* START Passage given *

DELAY OF REINFORCEMENT
Self-Control: The capacity to inhibit immediate
gratification
• Choice between small immediate reward vs. delayed large
reward
• Too long is not good; too small is not good
• Gradual increases can work
Logue, Forzano, & Ackerman (1996)
• Experiment on children: age matters as 3-year-olds were
more likely to choose a smaller’ immediate reward than
were 5-year-olds
DELAY OF REINFORCEMENT
Self-Control
• Food is a tough one to wait for
• Even adults have trouble waiting for the bigger reward
REINFORCERS
Primary Reinforcers
• Innately rewarding; no learning necessary
• Stimulus that naturally strengthens any response
(increases behavior) that precedes it without the need for
any learning on the part of the organism
• Food, water, etc.

* END Passage given *

# Short task A:
According to the passage on delay of reinforcement, what are two examples of primary reinforcers?
# Short task B:
Continue the passage on delay of reinforcement from its last line.
The data after the passage on delay of reinforcement has no role here.

* START Data shown *

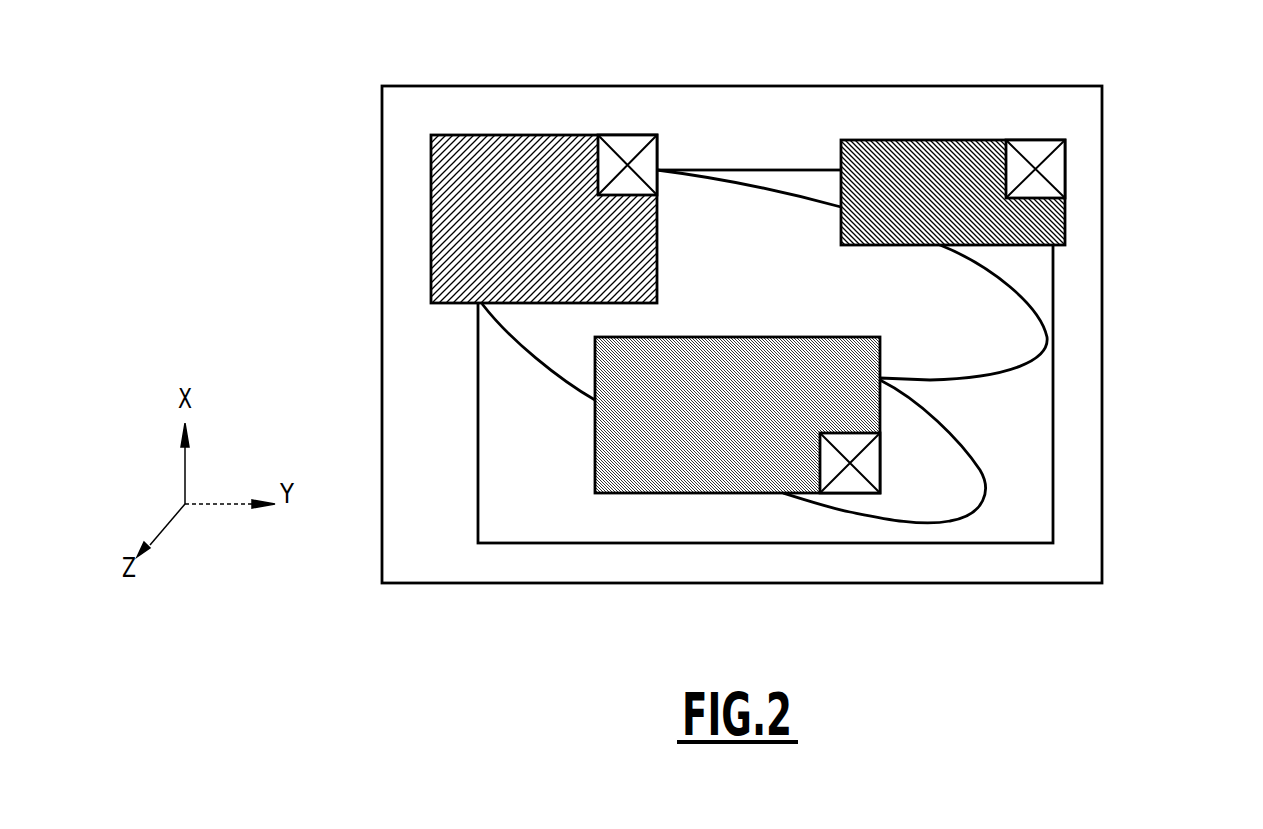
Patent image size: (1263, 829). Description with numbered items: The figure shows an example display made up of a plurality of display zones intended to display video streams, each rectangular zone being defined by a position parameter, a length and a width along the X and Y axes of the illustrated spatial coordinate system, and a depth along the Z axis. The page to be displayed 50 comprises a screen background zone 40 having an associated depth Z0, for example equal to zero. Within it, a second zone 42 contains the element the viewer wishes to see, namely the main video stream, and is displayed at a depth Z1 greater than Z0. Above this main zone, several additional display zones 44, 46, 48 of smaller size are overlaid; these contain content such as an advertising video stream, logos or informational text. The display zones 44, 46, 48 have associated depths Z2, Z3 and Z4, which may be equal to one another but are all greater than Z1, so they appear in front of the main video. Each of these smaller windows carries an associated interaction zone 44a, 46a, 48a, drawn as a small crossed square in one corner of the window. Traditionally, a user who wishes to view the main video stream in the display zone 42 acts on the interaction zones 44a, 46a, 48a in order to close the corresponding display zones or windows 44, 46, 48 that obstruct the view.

* END Data shown *

# Exercise output A:
Food and water.

# Exercise output B:
Secondary Reinforcers
• A consequence that is learned by pairing with a primary
reinforcer and thus increases behavior
• For people, money, good grades, and words of praise, etc.
are often linked to basic rewards
• We need money to buy food, etc.
SECONDARY REINFOREMENT
Social Reinforcers
• Praise, attention, physical contact, facial
expressions given by parents, teachers, or
peers can exert considerable control over our
behavior
THEORIES OF REINFORCEMENT
Reinforcers as stimuli
• Drive Reduction
• Incentive Motivation
• Brain Stimulation
DRIVE REDUCTION THEORY
(HULL, 1943)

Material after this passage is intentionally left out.